Astronaut Buzz Aldrin stands on the Moon’s surface near the leg of the Lunar Module “Eagle” during the Apollo 11 moonwalk.
Reflect for a moment, if you would, upon the July of 50 years ago. Many readers can recall it — and whether you were 8 or 43 at the time, it has stayed in the memory. Think of the remarkable changes that have happened since; though anyone with a sense of history knows the transformations of the previous half-century were rather more dramatic. Anyone you knew then who had just retired, or was about to, had been alive during some of the most traumatic times in human history and had been witness also to rapid technological development.
For our purposes here, think of a cohort of three or four American-born people who turned 66 in or near the summer months of 1969. TV Guide was likely a part of their lives, and they’d seen the rise of television over the previous two decades or so; when they were children, cinema was establishing itself as the predominant form of popular entertainment; and then radio become a major force when they were in their 20s and 30s.
Our group was over 30 when Social Security was established, partly as a response to the traumas of the Great Depression. Before that time, half of all seniors lived in poverty. These days, it’s less than 10 percent.
= = = = = = =
● **The tasks**:
- 1) Reproduce the portion of the Apollo 11 passage that begins at the words "Astronaut Buzz Aldrin" and stops after "rapid technological development.".
- 2) Answer these from the Apollo 11 passage, one line each:
(a) Which astronaut stands near the leg of the Lunar Module?
(b) What age did the imagined cohort turn in or near the summer of 1969?
(c) Before Social Security, what share of seniors lived in poverty?

● **Data**:
= = = = = = =
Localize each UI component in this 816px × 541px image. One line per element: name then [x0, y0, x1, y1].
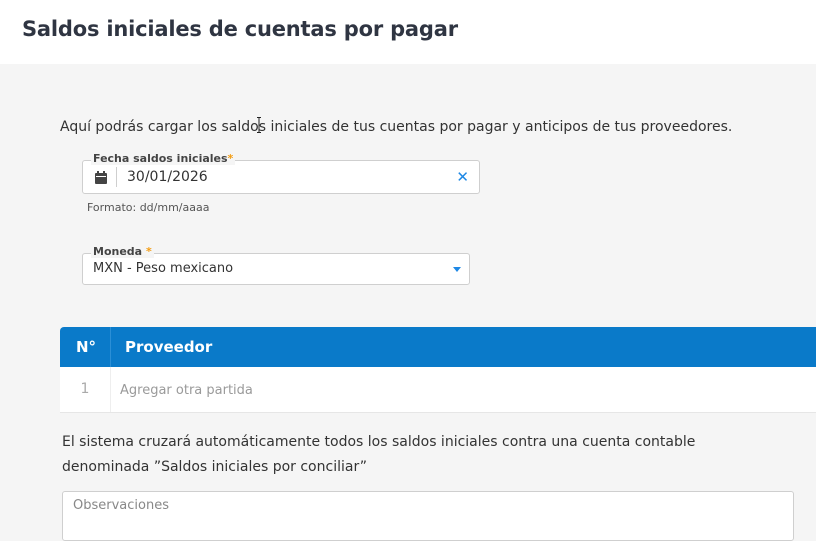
= = = = = = =
● **The replies**:
- 1)
Astronaut Buzz Aldrin stands on the Moon’s surface near the leg of the Lunar Module “Eagle” during the Apollo 11 moonwalk.
Reflect for a moment, if you would, upon the July of 50 years ago. Many readers can recall it — and whether you were 8 or 43 at the time, it has stayed in the memory. Think of the remarkable changes that have happened since; though anyone with a sense of history knows the transformations of the previous half-century were rather more dramatic. Anyone you knew then who had just retired, or was about to, had been alive during some of the most traumatic times in human history and had been witness also to rapid technological development.

- 2)
(a) Buzz Aldrin
(b) 66
(c) Half